:: PROMPT ::
Transcribe all of the records precisely as they are presented.
---
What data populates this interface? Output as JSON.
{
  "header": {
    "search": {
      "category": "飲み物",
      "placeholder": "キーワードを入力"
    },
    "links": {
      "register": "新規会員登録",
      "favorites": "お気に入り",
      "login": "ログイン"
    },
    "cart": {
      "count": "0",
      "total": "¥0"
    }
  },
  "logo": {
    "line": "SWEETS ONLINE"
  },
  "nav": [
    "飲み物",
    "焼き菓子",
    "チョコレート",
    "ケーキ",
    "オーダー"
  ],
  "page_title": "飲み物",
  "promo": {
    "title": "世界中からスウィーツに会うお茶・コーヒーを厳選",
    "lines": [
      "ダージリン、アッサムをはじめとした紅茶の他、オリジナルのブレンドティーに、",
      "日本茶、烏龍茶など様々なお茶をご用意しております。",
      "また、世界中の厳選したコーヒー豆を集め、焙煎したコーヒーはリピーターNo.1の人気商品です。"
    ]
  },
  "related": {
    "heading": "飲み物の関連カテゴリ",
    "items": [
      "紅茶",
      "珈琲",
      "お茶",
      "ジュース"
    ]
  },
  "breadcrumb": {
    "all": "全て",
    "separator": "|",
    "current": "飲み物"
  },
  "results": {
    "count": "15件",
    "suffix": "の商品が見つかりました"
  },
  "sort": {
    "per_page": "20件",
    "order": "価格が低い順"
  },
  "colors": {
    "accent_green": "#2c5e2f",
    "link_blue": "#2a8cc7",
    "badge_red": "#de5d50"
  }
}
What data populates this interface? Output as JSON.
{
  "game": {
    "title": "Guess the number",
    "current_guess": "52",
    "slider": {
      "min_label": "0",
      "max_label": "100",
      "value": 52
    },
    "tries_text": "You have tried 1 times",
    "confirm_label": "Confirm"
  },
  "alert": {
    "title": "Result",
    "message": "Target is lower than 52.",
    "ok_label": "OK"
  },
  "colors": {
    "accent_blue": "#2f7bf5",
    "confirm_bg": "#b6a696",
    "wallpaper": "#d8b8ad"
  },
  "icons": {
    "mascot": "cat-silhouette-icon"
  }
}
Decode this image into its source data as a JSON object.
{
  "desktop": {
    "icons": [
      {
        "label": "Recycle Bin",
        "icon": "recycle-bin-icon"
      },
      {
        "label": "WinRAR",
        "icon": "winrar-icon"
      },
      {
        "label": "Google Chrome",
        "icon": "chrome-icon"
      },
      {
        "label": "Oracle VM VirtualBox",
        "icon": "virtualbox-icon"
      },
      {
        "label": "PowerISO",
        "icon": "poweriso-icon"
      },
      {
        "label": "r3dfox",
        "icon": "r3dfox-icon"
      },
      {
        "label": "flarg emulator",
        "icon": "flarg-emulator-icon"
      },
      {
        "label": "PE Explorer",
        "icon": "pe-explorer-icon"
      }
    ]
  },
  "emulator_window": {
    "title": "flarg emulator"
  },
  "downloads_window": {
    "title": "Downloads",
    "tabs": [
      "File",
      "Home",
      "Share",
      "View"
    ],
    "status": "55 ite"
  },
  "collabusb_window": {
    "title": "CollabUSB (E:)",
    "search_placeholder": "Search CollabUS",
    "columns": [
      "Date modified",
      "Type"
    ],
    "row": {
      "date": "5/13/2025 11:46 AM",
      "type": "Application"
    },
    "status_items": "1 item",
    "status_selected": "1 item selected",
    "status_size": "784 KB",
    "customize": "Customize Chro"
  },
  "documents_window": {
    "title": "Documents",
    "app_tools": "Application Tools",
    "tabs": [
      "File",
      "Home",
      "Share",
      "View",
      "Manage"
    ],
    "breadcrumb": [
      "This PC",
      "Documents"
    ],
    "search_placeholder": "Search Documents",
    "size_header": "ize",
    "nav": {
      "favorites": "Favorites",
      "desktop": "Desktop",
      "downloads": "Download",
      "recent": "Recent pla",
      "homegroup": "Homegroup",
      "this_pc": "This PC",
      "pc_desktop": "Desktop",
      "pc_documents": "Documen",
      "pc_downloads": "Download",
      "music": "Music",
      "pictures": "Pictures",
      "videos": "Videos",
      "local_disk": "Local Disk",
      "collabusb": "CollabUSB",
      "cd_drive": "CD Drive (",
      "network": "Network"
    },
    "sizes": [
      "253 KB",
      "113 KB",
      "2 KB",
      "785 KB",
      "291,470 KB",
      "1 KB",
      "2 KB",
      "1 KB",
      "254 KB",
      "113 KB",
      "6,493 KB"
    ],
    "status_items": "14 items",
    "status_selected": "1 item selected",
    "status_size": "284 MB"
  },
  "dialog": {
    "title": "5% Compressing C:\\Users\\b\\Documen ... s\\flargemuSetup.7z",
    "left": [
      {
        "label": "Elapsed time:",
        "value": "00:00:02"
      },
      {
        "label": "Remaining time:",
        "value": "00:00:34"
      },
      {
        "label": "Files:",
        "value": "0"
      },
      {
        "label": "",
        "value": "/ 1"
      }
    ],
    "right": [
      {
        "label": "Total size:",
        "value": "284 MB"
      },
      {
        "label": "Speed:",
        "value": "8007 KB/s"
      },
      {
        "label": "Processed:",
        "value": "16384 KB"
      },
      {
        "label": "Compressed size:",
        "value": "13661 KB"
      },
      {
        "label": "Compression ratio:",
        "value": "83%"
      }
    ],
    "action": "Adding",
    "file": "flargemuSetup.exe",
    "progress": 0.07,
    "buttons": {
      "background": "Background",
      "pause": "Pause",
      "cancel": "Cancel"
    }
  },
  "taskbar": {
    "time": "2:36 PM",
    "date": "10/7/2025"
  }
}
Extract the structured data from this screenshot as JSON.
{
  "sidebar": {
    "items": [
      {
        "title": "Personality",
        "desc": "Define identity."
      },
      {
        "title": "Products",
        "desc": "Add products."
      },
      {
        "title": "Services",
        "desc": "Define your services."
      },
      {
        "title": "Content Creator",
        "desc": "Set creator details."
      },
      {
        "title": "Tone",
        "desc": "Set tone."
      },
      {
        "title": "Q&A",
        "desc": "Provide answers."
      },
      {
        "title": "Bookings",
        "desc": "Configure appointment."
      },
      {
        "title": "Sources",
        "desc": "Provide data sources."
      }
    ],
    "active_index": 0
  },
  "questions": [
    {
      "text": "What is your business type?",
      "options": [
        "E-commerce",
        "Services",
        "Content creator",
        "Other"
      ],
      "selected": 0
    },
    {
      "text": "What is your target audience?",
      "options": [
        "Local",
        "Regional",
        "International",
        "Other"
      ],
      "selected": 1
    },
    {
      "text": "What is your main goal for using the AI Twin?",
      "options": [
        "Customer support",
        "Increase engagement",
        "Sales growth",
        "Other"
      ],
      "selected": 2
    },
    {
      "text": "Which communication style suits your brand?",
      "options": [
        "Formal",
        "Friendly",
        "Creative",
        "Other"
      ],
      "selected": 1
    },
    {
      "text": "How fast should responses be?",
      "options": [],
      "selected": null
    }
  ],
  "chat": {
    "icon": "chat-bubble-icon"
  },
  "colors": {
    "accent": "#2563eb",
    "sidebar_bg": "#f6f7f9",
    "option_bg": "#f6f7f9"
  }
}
---
:: OUTPUT OF THE EXERCISE ::
What data populates this interface? Output as JSON.
{
  "header": {
    "search": {
      "category": "飲み物",
      "placeholder": "キーワードを入力"
    },
    "links": {
      "register": "新規会員登録",
      "favorites": "お気に入り",
      "login": "ログイン"
    },
    "cart": {
      "count": "0",
      "total": "¥0"
    }
  },
  "logo": {
    "line": "SWEETS ONLINE"
  },
  "nav": [
    "飲み物",
    "焼き菓子",
    "チョコレート",
    "ケーキ",
    "オーダー"
  ],
  "page_title": "飲み物",
  "promo": {
    "title": "世界中からスウィーツに会うお茶・コーヒーを厳選",
    "lines": [
      "ダージリン、アッサムをはじめとした紅茶の他、オリジナルのブレンドティーに、",
      "日本茶、烏龍茶など様々なお茶をご用意しております。",
      "また、世界中の厳選したコーヒー豆を集め、焙煎したコーヒーはリピーターNo.1の人気商品です。"
    ]
  },
  "related": {
    "heading": "飲み物の関連カテゴリ",
    "items": [
      "紅茶",
      "珈琲",
      "お茶",
      "ジュース"
    ]
  },
  "breadcrumb": {
    "all": "全て",
    "separator": "|",
    "current": "飲み物"
  },
  "results": {
    "count": "15件",
    "suffix": "の商品が見つかりました"
  },
  "sort": {
    "per_page": "20件",
    "order": "価格が低い順"
  },
  "colors": {
    "accent_green": "#2c5e2f",
    "link_blue": "#2a8cc7",
    "badge_red": "#de5d50"
  }
}
What data populates this interface? Output as JSON.
{
  "game": {
    "title": "Guess the number",
    "current_guess": "52",
    "slider": {
      "min_label": "0",
      "max_label": "100",
      "value": 52
    },
    "tries_text": "You have tried 1 times",
    "confirm_label": "Confirm"
  },
  "alert": {
    "title": "Result",
    "message": "Target is lower than 52.",
    "ok_label": "OK"
  },
  "colors": {
    "accent_blue": "#2f7bf5",
    "confirm_bg": "#b6a696",
    "wallpaper": "#d8b8ad"
  },
  "icons": {
    "mascot": "cat-silhouette-icon"
  }
}
Decode this image into its source data as a JSON object.
{
  "desktop": {
    "icons": [
      {
        "label": "Recycle Bin",
        "icon": "recycle-bin-icon"
      },
      {
        "label": "WinRAR",
        "icon": "winrar-icon"
      },
      {
        "label": "Google Chrome",
        "icon": "chrome-icon"
      },
      {
        "label": "Oracle VM VirtualBox",
        "icon": "virtualbox-icon"
      },
      {
        "label": "PowerISO",
        "icon": "poweriso-icon"
      },
      {
        "label": "r3dfox",
        "icon": "r3dfox-icon"
      },
      {
        "label": "flarg emulator",
        "icon": "flarg-emulator-icon"
      },
      {
        "label": "PE Explorer",
        "icon": "pe-explorer-icon"
      }
    ]
  },
  "emulator_window": {
    "title": "flarg emulator"
  },
  "downloads_window": {
    "title": "Downloads",
    "tabs": [
      "File",
      "Home",
      "Share",
      "View"
    ],
    "status": "55 ite"
  },
  "collabusb_window": {
    "title": "CollabUSB (E:)",
    "search_placeholder": "Search CollabUS",
    "columns": [
      "Date modified",
      "Type"
    ],
    "row": {
      "date": "5/13/2025 11:46 AM",
      "type": "Application"
    },
    "status_items": "1 item",
    "status_selected": "1 item selected",
    "status_size": "784 KB",
    "customize": "Customize Chro"
  },
  "documents_window": {
    "title": "Documents",
    "app_tools": "Application Tools",
    "tabs": [
      "File",
      "Home",
      "Share",
      "View",
      "Manage"
    ],
    "breadcrumb": [
      "This PC",
      "Documents"
    ],
    "search_placeholder": "Search Documents",
    "size_header": "ize",
    "nav": {
      "favorites": "Favorites",
      "desktop": "Desktop",
      "downloads": "Download",
      "recent": "Recent pla",
      "homegroup": "Homegroup",
      "this_pc": "This PC",
      "pc_desktop": "Desktop",
      "pc_documents": "Documen",
      "pc_downloads": "Download",
      "music": "Music",
      "pictures": "Pictures",
      "videos": "Videos",
      "local_disk": "Local Disk",
      "collabusb": "CollabUSB",
      "cd_drive": "CD Drive (",
      "network": "Network"
    },
    "sizes": [
      "253 KB",
      "113 KB",
      "2 KB",
      "785 KB",
      "291,470 KB",
      "1 KB",
      "2 KB",
      "1 KB",
      "254 KB",
      "113 KB",
      "6,493 KB"
    ],
    "status_items": "14 items",
    "status_selected": "1 item selected",
    "status_size": "284 MB"
  },
  "dialog": {
    "title": "5% Compressing C:\\Users\\b\\Documen ... s\\flargemuSetup.7z",
    "left": [
      {
        "label": "Elapsed time:",
        "value": "00:00:02"
      },
      {
        "label": "Remaining time:",
        "value": "00:00:34"
      },
      {
        "label": "Files:",
        "value": "0"
      },
      {
        "label": "",
        "value": "/ 1"
      }
    ],
    "right": [
      {
        "label": "Total size:",
        "value": "284 MB"
      },
      {
        "label": "Speed:",
        "value": "8007 KB/s"
      },
      {
        "label": "Processed:",
        "value": "16384 KB"
      },
      {
        "label": "Compressed size:",
        "value": "13661 KB"
      },
      {
        "label": "Compression ratio:",
        "value": "83%"
      }
    ],
    "action": "Adding",
    "file": "flargemuSetup.exe",
    "progress": 0.07,
    "buttons": {
      "background": "Background",
      "pause": "Pause",
      "cancel": "Cancel"
    }
  },
  "taskbar": {
    "time": "2:36 PM",
    "date": "10/7/2025"
  }
}
Extract the structured data from this screenshot as JSON.
{
  "sidebar": {
    "items": [
      {
        "title": "Personality",
        "desc": "Define identity."
      },
      {
        "title": "Products",
        "desc": "Add products."
      },
      {
        "title": "Services",
        "desc": "Define your services."
      },
      {
        "title": "Content Creator",
        "desc": "Set creator details."
      },
      {
        "title": "Tone",
        "desc": "Set tone."
      },
      {
        "title": "Q&A",
        "desc": "Provide answers."
      },
      {
        "title": "Bookings",
        "desc": "Configure appointment."
      },
      {
        "title": "Sources",
        "desc": "Provide data sources."
      }
    ],
    "active_index": 0
  },
  "questions": [
    {
      "text": "What is your business type?",
      "options": [
        "E-commerce",
        "Services",
        "Content creator",
        "Other"
      ],
      "selected": 0
    },
    {
      "text": "What is your target audience?",
      "options": [
        "Local",
        "Regional",
        "International",
        "Other"
      ],
      "selected": 1
    },
    {
      "text": "What is your main goal for using the AI Twin?",
      "options": [
        "Customer support",
        "Increase engagement",
        "Sales growth",
        "Other"
      ],
      "selected": 2
    },
    {
      "text": "Which communication style suits your brand?",
      "options": [
        "Formal",
        "Friendly",
        "Creative",
        "Other"
      ],
      "selected": 1
    },
    {
      "text": "How fast should responses be?",
      "options": [],
      "selected": null
    }
  ],
  "chat": {
    "icon": "chat-bubble-icon"
  },
  "colors": {
    "accent": "#2563eb",
    "sidebar_bg": "#f6f7f9",
    "option_bg": "#f6f7f9"
  }
}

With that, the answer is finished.